*What the exercise asks:* Starting at the first line below, copy through to the last line exactly.

******************************

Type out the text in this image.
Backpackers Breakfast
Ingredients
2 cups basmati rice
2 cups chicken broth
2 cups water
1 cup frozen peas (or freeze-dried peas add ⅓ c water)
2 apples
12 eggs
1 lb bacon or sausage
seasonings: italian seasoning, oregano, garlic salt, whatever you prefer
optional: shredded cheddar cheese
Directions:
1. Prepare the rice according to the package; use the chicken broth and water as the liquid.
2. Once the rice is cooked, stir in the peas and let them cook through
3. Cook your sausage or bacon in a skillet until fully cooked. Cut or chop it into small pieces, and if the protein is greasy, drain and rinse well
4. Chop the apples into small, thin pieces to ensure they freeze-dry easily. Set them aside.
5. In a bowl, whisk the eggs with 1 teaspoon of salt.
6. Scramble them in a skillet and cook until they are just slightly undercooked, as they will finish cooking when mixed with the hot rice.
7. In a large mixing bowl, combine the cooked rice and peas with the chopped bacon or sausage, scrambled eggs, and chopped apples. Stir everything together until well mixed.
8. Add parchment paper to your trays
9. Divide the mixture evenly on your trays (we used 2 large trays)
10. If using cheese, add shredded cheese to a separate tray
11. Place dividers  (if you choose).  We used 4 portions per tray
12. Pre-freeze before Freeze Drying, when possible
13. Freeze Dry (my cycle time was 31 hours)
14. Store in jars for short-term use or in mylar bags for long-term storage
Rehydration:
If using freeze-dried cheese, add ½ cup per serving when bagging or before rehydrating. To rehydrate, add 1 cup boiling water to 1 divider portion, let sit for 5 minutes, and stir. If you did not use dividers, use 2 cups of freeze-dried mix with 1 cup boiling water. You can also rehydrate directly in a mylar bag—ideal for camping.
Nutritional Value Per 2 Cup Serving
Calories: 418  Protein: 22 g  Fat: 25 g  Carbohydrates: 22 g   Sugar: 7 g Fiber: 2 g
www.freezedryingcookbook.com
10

******************************

*Answer to this task:*
Type out the text in this image.
Backpackers Breakfast
Ingredients
2 cups basmati rice
2 cups chicken broth
2 cups water
1 cup frozen peas (or freeze-dried peas add ⅓ c water)
2 apples
12 eggs
1 lb bacon or sausage
seasonings: italian seasoning, oregano, garlic salt, whatever you prefer
optional: shredded cheddar cheese
Directions:
1. Prepare the rice according to the package; use the chicken broth and water as the liquid.
2. Once the rice is cooked, stir in the peas and let them cook through
3. Cook your sausage or bacon in a skillet until fully cooked. Cut or chop it into small pieces, and if the protein is greasy, drain and rinse well
4. Chop the apples into small, thin pieces to ensure they freeze-dry easily. Set them aside.
5. In a bowl, whisk the eggs with 1 teaspoon of salt.
6. Scramble them in a skillet and cook until they are just slightly undercooked, as they will finish cooking when mixed with the hot rice.
7. In a large mixing bowl, combine the cooked rice and peas with the chopped bacon or sausage, scrambled eggs, and chopped apples. Stir everything together until well mixed.
8. Add parchment paper to your trays
9. Divide the mixture evenly on your trays (we used 2 large trays)
10. If using cheese, add shredded cheese to a separate tray
11. Place dividers  (if you choose).  We used 4 portions per tray
12. Pre-freeze before Freeze Drying, when possible
13. Freeze Dry (my cycle time was 31 hours)
14. Store in jars for short-term use or in mylar bags for long-term storage
Rehydration:
If using freeze-dried cheese, add ½ cup per serving when bagging or before rehydrating. To rehydrate, add 1 cup boiling water to 1 divider portion, let sit for 5 minutes, and stir. If you did not use dividers, use 2 cups of freeze-dried mix with 1 cup boiling water. You can also rehydrate directly in a mylar bag—ideal for camping.
Nutritional Value Per 2 Cup Serving
Calories: 418  Protein: 22 g  Fat: 25 g  Carbohydrates: 22 g   Sugar: 7 g Fiber: 2 g
www.freezedryingcookbook.com
10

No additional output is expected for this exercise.